Exercise requirements - Take the line containing "Read this page and output its text content." and every line after it in the data below, and print them exactly as given, with nothing else.

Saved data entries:

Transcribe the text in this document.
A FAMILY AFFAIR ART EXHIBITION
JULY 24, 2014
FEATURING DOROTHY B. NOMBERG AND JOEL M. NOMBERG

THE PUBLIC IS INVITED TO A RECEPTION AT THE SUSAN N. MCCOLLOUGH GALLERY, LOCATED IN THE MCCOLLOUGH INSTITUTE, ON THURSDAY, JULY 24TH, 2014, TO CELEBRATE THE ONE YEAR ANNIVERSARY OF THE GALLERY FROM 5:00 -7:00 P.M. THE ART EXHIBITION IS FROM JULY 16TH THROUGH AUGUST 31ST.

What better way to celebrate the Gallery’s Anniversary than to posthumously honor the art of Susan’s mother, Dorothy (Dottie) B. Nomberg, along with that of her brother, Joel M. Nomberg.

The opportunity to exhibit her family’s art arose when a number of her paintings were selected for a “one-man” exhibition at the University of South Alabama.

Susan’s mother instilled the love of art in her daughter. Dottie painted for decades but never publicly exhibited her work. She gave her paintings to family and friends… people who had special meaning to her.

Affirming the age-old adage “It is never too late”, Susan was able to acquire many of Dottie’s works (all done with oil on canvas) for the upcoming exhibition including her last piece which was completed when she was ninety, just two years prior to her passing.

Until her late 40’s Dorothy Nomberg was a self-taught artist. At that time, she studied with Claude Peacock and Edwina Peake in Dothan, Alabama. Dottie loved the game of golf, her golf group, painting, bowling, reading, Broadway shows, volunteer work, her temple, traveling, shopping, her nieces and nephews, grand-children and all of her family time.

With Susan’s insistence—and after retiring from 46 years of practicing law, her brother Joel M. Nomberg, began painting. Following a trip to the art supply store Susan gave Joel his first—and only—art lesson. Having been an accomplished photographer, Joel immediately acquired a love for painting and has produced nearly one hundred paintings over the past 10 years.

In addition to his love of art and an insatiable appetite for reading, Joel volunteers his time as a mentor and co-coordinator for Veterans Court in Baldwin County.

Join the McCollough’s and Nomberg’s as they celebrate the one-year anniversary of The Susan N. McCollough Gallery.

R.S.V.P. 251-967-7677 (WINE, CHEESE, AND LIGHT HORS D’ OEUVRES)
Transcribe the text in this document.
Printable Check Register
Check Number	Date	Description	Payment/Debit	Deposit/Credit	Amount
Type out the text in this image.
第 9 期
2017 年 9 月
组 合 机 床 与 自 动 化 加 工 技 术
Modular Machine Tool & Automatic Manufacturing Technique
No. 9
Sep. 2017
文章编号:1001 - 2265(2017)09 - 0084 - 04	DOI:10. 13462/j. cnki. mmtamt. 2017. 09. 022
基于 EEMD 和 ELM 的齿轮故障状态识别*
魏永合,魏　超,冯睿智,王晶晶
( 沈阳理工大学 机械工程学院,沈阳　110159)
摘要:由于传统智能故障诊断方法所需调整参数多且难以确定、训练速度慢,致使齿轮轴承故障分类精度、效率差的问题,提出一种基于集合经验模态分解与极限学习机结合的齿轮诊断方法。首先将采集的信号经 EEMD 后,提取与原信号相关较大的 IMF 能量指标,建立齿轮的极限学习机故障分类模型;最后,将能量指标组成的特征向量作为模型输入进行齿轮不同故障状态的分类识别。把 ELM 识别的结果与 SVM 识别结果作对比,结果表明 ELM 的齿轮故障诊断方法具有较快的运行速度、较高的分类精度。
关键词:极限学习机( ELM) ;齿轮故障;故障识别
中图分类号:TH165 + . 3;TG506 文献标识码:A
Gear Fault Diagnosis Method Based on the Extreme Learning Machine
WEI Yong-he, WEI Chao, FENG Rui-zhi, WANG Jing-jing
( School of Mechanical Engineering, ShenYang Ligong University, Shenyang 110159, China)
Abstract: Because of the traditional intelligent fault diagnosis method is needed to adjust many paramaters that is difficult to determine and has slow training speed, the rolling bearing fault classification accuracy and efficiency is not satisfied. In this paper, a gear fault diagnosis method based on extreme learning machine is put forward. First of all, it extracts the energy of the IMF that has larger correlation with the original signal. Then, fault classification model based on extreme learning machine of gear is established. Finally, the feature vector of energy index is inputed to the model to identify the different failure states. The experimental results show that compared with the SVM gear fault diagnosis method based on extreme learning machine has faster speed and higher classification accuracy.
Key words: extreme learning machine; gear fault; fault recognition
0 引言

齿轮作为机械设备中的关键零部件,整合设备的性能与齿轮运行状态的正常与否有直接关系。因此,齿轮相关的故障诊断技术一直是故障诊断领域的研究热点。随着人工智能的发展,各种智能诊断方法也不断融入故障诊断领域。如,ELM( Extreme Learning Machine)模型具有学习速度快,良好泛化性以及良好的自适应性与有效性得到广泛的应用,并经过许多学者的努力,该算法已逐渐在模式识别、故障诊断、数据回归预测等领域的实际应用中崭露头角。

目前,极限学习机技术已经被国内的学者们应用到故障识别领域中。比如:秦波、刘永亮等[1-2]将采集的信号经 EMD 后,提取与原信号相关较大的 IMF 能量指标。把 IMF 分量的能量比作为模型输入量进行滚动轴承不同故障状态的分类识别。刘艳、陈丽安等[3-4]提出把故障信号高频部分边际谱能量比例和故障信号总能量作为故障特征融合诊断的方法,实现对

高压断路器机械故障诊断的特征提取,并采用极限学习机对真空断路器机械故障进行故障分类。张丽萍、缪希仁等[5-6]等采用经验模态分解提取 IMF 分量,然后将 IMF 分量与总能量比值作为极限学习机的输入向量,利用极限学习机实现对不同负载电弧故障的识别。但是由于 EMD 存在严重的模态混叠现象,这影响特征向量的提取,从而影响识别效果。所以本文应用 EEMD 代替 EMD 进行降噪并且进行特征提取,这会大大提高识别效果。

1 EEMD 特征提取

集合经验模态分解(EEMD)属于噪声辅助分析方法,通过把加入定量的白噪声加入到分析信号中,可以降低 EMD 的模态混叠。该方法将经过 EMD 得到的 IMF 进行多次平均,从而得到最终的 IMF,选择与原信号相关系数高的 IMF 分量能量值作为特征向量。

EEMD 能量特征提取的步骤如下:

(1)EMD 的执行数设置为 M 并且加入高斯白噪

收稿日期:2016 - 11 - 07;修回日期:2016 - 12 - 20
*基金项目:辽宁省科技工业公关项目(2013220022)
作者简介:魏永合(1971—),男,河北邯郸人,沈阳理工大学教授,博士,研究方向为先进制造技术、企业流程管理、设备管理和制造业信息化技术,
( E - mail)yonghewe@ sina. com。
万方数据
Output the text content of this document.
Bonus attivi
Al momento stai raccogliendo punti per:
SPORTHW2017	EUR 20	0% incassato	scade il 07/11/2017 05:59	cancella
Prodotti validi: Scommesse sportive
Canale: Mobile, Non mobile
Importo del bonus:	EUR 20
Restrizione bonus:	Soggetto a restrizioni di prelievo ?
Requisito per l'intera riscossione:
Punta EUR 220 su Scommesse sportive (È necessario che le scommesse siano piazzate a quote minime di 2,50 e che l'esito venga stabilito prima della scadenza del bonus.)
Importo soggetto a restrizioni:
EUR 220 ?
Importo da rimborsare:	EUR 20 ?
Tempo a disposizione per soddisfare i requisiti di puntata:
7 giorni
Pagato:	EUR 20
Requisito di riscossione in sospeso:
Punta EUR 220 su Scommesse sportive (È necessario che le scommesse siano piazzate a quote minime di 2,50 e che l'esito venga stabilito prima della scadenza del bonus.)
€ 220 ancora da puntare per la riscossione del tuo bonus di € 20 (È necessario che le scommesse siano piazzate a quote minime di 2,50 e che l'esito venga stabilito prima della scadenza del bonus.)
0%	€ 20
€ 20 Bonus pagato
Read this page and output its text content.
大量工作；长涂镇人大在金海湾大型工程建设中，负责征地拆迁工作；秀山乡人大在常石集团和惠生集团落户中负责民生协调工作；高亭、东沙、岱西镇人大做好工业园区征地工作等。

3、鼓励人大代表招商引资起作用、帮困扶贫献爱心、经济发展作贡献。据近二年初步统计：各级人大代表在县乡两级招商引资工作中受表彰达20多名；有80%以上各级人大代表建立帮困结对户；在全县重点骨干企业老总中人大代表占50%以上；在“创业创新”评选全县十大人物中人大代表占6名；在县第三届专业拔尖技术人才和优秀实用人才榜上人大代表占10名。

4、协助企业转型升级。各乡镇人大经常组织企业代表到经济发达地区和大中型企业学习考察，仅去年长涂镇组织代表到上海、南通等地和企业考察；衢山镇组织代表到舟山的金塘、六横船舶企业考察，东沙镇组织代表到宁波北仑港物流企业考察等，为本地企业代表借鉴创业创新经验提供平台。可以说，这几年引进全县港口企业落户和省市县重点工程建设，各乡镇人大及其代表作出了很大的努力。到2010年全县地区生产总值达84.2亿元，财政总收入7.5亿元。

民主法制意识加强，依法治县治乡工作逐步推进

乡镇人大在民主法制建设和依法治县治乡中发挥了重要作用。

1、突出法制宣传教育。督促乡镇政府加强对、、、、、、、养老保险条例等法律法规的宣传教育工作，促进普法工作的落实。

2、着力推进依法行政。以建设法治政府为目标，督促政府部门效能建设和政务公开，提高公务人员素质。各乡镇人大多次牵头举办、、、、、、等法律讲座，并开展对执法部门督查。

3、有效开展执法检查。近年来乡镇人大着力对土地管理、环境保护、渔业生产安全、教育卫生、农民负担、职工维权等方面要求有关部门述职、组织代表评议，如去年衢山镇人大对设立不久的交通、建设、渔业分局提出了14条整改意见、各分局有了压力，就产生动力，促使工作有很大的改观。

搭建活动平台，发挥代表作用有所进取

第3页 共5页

Output below -
Read this page and output its text content.
大量工作；长涂镇人大在金海湾大型工程建设中，负责征地拆迁工作；秀山乡人大在常石集团和惠生集团落户中负责民生协调工作；高亭、东沙、岱西镇人大做好工业园区征地工作等。

3、鼓励人大代表招商引资起作用、帮困扶贫献爱心、经济发展作贡献。据近二年初步统计：各级人大代表在县乡两级招商引资工作中受表彰达20多名；有80%以上各级人大代表建立帮困结对户；在全县重点骨干企业老总中人大代表占50%以上；在“创业创新”评选全县十大人物中人大代表占6名；在县第三届专业拔尖技术人才和优秀实用人才榜上人大代表占10名。

4、协助企业转型升级。各乡镇人大经常组织企业代表到经济发达地区和大中型企业学习考察，仅去年长涂镇组织代表到上海、南通等地和企业考察；衢山镇组织代表到舟山的金塘、六横船舶企业考察，东沙镇组织代表到宁波北仑港物流企业考察等，为本地企业代表借鉴创业创新经验提供平台。可以说，这几年引进全县港口企业落户和省市县重点工程建设，各乡镇人大及其代表作出了很大的努力。到2010年全县地区生产总值达84.2亿元，财政总收入7.5亿元。

民主法制意识加强，依法治县治乡工作逐步推进

乡镇人大在民主法制建设和依法治县治乡中发挥了重要作用。

1、突出法制宣传教育。督促乡镇政府加强对、、、、、、、养老保险条例等法律法规的宣传教育工作，促进普法工作的落实。

2、着力推进依法行政。以建设法治政府为目标，督促政府部门效能建设和政务公开，提高公务人员素质。各乡镇人大多次牵头举办、、、、、、等法律讲座，并开展对执法部门督查。

3、有效开展执法检查。近年来乡镇人大着力对土地管理、环境保护、渔业生产安全、教育卫生、农民负担、职工维权等方面要求有关部门述职、组织代表评议，如去年衢山镇人大对设立不久的交通、建设、渔业分局提出了14条整改意见、各分局有了压力，就产生动力，促使工作有很大的改观。

搭建活动平台，发挥代表作用有所进取

第3页 共5页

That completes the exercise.